**Task to carry out:**
Everything in the listing except the pictures should be written out exactly.

%%

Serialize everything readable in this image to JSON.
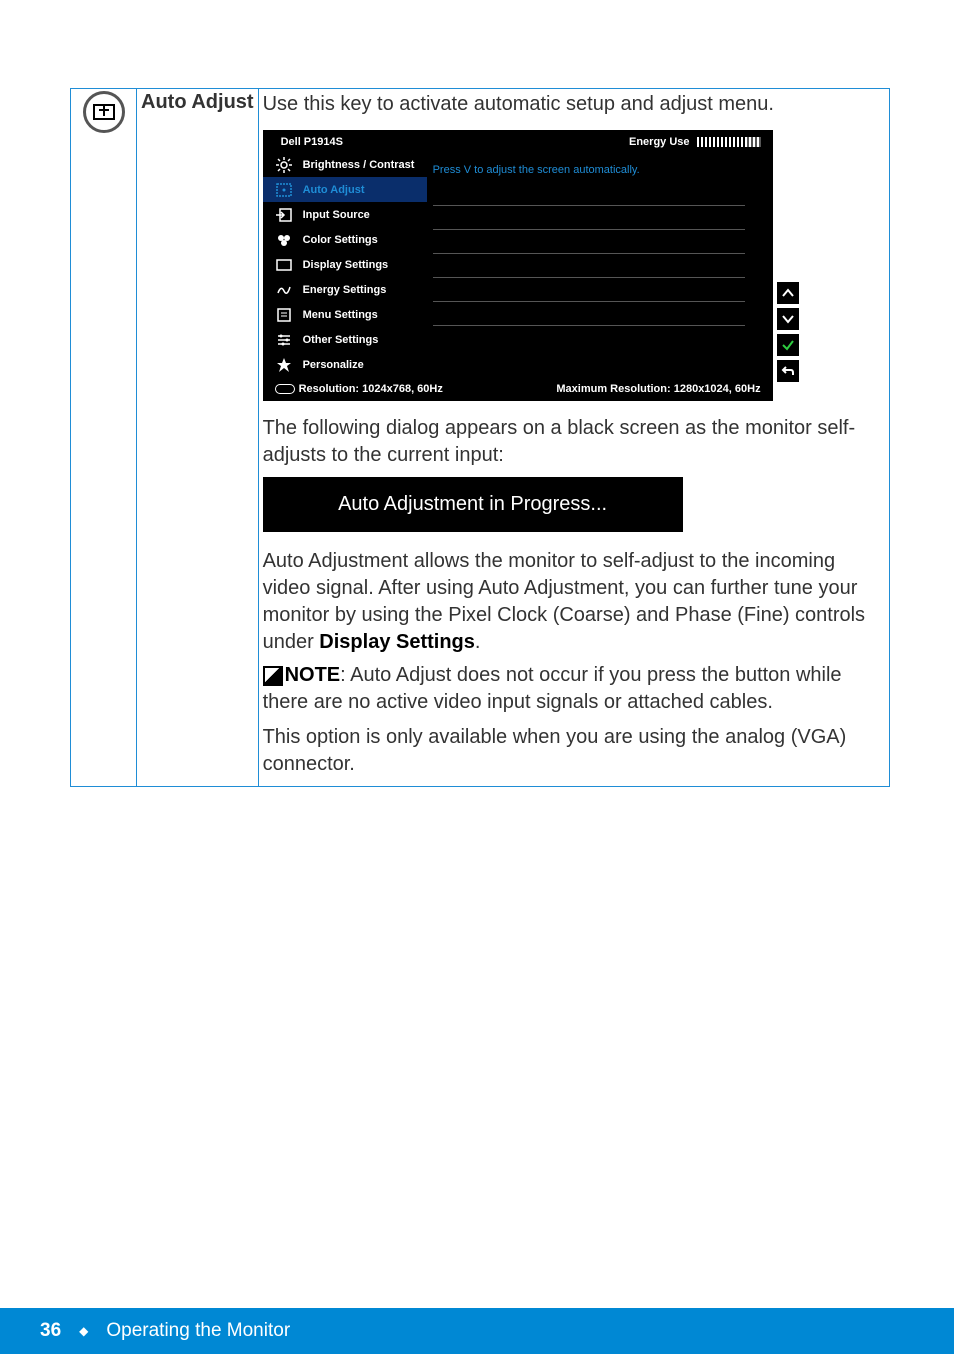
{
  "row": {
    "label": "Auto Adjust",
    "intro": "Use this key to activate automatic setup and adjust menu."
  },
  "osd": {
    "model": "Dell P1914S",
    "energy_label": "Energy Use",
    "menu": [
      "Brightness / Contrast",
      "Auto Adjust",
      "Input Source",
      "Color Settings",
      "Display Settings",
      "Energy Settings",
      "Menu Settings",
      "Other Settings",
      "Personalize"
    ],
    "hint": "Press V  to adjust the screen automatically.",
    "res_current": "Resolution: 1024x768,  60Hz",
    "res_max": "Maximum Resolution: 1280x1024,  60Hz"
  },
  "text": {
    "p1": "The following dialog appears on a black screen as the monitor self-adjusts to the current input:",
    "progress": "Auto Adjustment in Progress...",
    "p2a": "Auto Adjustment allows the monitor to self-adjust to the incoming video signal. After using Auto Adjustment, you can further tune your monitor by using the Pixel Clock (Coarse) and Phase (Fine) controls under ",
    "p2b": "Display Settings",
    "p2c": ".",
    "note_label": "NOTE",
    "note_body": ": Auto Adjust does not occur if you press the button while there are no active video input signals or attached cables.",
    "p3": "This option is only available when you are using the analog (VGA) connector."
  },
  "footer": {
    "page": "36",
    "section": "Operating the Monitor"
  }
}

%%

**Answer for this exercise:**
Serialize everything readable in this image to JSON.
{
  "row": {
    "label": "Auto Adjust",
    "intro": "Use this key to activate automatic setup and adjust menu."
  },
  "osd": {
    "model": "Dell P1914S",
    "energy_label": "Energy Use",
    "menu": [
      "Brightness / Contrast",
      "Auto Adjust",
      "Input Source",
      "Color Settings",
      "Display Settings",
      "Energy Settings",
      "Menu Settings",
      "Other Settings",
      "Personalize"
    ],
    "hint": "Press V  to adjust the screen automatically.",
    "res_current": "Resolution: 1024x768,  60Hz",
    "res_max": "Maximum Resolution: 1280x1024,  60Hz"
  },
  "text": {
    "p1": "The following dialog appears on a black screen as the monitor self-adjusts to the current input:",
    "progress": "Auto Adjustment in Progress...",
    "p2a": "Auto Adjustment allows the monitor to self-adjust to the incoming video signal. After using Auto Adjustment, you can further tune your monitor by using the Pixel Clock (Coarse) and Phase (Fine) controls under ",
    "p2b": "Display Settings",
    "p2c": ".",
    "note_label": "NOTE",
    "note_body": ": Auto Adjust does not occur if you press the button while there are no active video input signals or attached cables.",
    "p3": "This option is only available when you are using the analog (VGA) connector."
  },
  "footer": {
    "page": "36",
    "section": "Operating the Monitor"
  }
}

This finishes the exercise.